_Objective_
Filter these entries so that only lines with the word "Πρόβλεψη" remain.

_Structured figure records_
####################

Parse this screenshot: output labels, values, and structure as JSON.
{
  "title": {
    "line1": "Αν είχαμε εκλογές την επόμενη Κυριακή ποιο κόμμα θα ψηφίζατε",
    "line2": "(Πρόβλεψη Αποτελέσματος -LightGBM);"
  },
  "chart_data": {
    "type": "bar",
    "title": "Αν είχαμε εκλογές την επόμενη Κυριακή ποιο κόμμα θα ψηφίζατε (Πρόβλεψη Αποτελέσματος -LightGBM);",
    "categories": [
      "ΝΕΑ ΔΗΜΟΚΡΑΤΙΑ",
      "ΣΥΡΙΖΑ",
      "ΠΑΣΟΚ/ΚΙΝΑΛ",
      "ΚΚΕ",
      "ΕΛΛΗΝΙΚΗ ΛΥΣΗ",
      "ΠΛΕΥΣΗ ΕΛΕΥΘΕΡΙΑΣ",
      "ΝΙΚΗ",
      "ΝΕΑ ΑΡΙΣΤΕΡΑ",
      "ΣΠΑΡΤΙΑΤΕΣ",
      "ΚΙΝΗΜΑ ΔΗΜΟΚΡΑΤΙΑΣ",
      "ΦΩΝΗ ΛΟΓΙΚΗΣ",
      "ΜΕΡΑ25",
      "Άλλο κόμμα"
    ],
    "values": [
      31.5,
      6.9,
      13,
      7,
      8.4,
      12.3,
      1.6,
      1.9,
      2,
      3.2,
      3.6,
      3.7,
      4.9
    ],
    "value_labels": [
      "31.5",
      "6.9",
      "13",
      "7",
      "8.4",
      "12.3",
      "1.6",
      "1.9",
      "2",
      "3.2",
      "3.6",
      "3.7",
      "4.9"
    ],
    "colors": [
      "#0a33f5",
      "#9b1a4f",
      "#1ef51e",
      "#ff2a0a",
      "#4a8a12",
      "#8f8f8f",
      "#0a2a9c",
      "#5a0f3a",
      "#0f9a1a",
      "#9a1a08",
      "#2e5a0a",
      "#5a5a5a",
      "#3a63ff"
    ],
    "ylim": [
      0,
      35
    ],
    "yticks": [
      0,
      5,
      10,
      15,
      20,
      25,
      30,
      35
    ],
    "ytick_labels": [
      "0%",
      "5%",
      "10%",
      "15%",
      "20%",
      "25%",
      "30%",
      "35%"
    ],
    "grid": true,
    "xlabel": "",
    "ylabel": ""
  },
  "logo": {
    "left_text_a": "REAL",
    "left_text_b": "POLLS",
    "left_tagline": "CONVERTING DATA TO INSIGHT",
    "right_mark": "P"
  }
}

####################

_Exercise response_
    "line2": "(Πρόβλεψη Αποτελέσματος -LightGBM);"
    "title": "Αν είχαμε εκλογές την επόμενη Κυριακή ποιο κόμμα θα ψηφίζατε (Πρόβλεψη Αποτελέσματος -LightGBM);",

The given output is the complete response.